**Aim**
Copy out each line in the material below that has the word "voltage".

begin

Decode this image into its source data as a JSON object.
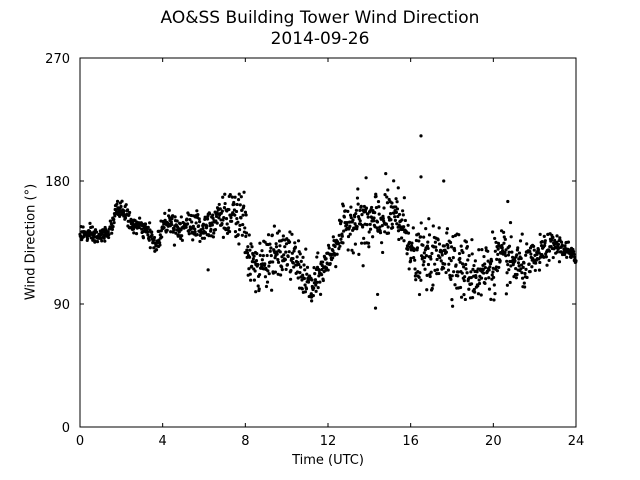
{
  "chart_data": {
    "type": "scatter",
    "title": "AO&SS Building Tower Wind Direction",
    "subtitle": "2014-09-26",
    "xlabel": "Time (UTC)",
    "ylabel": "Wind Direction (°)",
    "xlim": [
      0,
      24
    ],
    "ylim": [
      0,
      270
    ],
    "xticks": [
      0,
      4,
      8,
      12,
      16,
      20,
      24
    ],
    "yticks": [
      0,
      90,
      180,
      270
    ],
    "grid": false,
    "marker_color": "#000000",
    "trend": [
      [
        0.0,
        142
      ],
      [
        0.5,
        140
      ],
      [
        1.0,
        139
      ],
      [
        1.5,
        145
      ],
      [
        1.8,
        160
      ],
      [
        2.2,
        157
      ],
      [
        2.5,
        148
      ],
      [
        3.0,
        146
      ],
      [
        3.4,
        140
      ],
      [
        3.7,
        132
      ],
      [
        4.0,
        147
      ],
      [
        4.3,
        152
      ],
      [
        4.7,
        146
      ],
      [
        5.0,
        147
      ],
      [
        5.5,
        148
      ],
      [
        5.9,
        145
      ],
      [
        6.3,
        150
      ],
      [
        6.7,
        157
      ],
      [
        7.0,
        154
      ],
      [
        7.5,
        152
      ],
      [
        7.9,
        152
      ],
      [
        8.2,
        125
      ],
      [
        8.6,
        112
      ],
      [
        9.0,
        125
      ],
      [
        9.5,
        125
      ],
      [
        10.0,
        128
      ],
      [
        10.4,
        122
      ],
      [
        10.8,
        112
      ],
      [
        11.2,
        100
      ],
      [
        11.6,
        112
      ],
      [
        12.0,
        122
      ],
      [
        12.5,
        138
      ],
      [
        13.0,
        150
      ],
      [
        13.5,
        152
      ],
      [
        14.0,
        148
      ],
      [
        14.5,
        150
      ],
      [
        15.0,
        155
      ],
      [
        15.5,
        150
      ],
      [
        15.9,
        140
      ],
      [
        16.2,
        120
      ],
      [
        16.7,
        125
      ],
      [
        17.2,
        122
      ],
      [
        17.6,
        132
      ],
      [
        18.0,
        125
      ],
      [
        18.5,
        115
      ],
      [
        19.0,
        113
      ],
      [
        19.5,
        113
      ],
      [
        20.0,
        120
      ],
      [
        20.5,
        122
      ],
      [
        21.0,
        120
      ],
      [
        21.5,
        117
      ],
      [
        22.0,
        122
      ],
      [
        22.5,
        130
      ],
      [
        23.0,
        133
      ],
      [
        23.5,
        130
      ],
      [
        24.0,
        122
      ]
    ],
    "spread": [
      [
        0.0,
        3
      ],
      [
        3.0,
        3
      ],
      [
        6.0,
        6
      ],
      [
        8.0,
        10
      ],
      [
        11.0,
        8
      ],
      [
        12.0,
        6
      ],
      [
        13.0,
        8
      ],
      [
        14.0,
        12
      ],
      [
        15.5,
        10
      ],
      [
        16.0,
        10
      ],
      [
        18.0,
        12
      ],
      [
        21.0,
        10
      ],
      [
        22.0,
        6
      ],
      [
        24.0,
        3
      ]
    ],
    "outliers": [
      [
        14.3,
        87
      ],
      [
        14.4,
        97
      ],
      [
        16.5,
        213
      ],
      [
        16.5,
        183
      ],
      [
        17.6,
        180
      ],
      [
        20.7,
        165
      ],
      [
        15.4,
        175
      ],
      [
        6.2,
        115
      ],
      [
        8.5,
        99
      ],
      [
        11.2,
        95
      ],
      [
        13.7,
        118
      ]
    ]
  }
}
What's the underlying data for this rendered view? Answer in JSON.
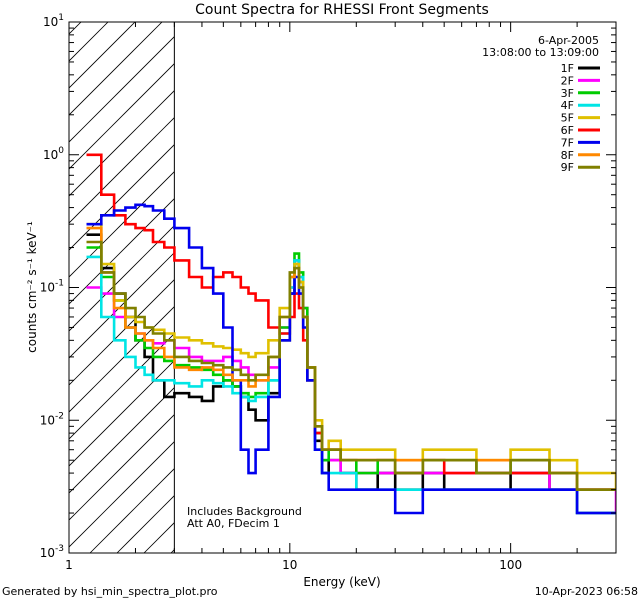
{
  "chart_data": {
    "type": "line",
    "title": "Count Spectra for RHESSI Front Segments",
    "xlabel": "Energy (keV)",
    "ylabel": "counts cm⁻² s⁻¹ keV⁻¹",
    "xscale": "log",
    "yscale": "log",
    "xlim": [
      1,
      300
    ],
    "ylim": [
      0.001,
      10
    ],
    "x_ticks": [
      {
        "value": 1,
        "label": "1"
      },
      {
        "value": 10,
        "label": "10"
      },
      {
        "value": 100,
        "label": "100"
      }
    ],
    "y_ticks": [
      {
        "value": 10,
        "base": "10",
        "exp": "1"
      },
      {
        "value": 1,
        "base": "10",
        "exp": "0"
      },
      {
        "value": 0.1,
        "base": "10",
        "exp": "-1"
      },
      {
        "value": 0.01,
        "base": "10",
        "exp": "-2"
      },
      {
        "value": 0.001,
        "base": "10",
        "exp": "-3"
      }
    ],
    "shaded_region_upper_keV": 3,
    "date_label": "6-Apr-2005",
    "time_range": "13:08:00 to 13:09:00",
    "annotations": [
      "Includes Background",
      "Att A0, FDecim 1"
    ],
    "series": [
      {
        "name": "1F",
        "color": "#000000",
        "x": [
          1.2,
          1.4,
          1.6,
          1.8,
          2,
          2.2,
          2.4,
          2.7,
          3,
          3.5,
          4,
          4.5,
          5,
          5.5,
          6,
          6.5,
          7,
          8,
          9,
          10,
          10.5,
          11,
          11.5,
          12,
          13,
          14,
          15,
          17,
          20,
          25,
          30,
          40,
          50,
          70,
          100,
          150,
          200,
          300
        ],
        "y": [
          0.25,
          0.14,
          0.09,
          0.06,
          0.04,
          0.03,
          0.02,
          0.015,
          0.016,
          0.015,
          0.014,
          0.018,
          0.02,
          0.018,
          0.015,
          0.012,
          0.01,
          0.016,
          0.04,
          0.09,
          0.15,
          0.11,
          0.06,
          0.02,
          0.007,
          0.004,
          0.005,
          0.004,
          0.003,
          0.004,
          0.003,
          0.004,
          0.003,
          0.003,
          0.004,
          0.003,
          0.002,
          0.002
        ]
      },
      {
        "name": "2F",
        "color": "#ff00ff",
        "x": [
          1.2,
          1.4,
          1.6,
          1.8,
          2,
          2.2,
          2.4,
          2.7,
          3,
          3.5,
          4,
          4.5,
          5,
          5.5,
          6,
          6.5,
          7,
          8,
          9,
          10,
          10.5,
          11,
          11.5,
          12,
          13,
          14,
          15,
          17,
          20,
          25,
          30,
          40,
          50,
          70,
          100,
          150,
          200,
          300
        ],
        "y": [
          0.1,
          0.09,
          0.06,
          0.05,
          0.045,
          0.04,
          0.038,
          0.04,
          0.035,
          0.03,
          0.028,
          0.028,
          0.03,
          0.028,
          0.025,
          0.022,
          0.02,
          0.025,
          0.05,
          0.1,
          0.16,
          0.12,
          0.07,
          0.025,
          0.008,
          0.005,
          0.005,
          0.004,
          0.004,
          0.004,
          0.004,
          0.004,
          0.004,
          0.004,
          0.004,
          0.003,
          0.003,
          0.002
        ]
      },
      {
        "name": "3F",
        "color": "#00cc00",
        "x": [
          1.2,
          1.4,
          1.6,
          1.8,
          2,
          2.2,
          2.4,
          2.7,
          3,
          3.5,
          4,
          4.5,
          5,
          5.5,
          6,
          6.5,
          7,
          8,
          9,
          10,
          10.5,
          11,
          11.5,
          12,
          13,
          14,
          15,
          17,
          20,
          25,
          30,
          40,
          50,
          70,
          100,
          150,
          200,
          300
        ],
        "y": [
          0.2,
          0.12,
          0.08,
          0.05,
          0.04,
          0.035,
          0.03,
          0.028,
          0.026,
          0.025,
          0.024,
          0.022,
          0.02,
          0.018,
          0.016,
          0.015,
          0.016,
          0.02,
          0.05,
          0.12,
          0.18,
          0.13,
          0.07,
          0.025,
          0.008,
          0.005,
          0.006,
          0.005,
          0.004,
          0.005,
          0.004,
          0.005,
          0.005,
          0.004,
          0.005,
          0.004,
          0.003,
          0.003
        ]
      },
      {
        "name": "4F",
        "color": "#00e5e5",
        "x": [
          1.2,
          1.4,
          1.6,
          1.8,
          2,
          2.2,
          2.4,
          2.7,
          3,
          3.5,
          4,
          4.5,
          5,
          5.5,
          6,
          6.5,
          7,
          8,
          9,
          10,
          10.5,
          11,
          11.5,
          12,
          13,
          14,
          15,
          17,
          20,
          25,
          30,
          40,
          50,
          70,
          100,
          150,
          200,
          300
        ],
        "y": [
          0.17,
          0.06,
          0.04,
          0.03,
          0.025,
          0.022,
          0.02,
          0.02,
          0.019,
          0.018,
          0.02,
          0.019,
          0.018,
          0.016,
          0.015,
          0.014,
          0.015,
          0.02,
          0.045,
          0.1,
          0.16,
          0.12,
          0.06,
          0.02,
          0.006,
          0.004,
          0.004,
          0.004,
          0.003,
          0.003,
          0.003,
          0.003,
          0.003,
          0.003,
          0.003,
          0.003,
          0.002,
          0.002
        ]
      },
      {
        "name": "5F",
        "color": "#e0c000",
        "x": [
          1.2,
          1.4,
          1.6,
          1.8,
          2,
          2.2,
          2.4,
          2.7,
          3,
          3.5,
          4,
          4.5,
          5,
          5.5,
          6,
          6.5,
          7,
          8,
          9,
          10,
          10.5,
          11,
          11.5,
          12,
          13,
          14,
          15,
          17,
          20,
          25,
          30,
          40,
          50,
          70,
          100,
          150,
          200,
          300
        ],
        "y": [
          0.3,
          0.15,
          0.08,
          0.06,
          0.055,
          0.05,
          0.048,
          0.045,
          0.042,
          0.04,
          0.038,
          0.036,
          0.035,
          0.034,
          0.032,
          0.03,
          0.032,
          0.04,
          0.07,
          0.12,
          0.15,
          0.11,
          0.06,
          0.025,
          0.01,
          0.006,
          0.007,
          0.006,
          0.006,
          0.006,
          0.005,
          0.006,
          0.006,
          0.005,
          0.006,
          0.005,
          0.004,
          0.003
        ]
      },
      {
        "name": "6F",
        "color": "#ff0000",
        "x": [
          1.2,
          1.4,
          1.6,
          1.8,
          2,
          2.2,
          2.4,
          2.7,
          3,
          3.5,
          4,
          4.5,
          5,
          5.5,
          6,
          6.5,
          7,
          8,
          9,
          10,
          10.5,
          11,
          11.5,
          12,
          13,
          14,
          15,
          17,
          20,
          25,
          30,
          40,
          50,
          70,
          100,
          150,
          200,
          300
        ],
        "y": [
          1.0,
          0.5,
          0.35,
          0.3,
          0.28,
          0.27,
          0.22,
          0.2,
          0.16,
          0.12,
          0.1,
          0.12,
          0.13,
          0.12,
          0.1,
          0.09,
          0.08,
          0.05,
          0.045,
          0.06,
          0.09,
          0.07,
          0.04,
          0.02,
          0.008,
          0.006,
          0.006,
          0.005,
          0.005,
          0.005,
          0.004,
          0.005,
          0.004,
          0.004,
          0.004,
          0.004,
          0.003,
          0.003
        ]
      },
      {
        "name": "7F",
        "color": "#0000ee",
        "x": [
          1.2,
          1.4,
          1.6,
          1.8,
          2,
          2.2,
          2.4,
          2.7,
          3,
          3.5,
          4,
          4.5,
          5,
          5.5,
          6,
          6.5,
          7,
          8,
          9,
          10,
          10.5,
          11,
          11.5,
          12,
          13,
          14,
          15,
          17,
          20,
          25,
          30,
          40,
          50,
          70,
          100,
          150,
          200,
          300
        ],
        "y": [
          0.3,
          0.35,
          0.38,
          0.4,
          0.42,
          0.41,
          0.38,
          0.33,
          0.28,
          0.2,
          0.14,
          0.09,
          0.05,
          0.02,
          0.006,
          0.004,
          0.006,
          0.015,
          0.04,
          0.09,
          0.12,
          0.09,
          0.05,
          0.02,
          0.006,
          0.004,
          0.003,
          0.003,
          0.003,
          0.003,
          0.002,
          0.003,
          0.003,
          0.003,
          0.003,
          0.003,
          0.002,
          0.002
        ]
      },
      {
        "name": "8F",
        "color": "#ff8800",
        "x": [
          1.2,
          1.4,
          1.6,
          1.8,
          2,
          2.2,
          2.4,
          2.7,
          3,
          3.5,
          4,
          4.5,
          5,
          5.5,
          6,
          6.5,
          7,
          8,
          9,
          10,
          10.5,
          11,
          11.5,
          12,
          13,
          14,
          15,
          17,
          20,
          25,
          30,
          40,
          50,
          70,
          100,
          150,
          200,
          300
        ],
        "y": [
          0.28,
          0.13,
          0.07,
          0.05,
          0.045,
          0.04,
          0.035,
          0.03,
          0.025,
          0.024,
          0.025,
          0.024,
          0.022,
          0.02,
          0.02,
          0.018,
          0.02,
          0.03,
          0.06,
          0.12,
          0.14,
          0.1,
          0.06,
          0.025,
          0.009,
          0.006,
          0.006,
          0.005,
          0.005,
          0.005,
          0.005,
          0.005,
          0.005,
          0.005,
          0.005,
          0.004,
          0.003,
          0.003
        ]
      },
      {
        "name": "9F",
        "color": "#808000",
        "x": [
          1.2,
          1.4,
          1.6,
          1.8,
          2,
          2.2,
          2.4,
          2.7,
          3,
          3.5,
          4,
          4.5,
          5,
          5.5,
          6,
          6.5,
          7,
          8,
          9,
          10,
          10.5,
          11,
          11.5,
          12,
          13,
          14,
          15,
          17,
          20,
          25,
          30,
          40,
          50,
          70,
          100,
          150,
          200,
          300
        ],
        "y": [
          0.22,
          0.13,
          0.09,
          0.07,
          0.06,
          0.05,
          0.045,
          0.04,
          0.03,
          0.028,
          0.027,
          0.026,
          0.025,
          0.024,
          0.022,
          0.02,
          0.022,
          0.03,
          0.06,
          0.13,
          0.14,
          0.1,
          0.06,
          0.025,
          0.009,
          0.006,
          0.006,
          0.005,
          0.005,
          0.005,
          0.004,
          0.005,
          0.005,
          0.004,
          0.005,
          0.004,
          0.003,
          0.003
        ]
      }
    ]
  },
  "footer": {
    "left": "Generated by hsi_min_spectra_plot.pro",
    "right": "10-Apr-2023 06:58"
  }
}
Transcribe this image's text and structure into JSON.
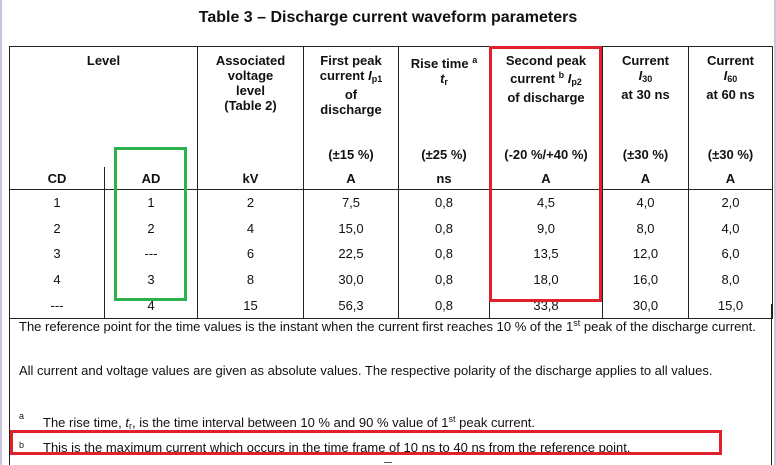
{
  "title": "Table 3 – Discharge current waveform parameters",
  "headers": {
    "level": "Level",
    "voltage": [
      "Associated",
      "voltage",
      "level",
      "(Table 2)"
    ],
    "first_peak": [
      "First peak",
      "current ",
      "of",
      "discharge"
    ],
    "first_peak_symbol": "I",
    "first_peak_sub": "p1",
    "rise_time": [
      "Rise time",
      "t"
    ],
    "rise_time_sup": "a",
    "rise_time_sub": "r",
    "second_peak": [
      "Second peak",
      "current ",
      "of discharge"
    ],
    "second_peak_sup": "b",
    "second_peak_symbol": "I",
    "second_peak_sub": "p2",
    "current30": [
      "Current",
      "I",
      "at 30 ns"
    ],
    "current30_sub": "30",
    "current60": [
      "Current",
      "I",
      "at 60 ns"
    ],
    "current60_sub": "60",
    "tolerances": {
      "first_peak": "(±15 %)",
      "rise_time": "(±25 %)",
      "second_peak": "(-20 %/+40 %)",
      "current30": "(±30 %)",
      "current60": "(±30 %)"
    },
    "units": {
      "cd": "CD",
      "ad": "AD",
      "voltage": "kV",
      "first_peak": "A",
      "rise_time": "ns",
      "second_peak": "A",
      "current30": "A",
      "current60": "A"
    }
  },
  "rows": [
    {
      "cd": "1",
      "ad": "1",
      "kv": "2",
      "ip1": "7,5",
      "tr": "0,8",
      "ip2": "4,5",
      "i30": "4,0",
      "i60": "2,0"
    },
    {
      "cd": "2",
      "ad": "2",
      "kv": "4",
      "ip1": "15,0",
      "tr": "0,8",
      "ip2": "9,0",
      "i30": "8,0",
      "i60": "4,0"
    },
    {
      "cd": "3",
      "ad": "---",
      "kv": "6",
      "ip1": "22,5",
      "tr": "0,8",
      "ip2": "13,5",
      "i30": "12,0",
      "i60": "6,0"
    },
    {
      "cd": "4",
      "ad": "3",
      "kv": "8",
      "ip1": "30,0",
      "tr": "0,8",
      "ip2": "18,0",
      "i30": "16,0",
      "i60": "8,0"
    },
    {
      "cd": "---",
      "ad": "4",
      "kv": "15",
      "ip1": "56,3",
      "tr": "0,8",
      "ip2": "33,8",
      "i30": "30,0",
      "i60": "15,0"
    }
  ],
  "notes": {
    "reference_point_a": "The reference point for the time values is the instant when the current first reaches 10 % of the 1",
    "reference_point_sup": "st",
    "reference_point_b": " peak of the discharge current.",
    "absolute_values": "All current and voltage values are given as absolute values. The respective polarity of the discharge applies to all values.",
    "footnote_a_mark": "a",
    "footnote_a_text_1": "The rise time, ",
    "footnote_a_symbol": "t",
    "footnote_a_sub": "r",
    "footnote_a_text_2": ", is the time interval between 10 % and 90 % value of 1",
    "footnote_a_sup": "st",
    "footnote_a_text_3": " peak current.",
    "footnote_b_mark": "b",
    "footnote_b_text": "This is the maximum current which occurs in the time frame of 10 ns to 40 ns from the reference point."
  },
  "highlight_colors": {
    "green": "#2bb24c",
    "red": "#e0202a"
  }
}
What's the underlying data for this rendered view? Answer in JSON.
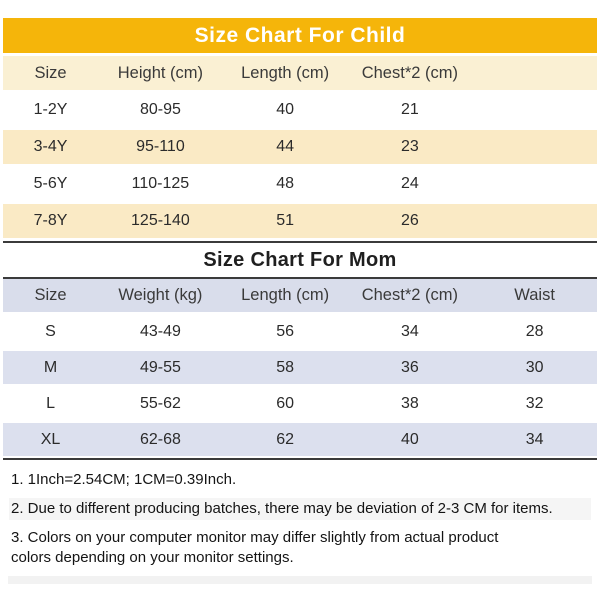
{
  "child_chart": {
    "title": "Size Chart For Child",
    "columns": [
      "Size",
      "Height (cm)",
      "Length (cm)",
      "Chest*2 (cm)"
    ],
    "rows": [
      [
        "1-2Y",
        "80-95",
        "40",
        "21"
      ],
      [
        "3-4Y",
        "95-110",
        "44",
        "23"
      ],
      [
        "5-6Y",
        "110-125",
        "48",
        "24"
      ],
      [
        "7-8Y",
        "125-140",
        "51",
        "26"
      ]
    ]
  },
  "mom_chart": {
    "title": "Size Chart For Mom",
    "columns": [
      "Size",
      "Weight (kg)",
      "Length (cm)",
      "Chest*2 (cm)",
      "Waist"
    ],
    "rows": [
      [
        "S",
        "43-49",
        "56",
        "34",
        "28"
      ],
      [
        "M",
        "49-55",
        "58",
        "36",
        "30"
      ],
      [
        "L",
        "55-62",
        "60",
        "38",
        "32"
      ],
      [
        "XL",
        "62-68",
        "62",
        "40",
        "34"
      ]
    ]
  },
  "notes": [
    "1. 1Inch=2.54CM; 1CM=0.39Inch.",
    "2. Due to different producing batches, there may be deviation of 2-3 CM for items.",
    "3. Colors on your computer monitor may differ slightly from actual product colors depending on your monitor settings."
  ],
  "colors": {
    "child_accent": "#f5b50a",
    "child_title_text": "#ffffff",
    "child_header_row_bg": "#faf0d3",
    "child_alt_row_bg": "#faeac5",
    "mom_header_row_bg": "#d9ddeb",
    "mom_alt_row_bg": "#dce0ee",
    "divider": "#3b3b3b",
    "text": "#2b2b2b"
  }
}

end

**Problem solution**
    "voltage": [
      "voltage",
      "voltage": "kV",
    "absolute_values": "All current and voltage values are given as absolute values. The respective polarity of the discharge applies to all values.",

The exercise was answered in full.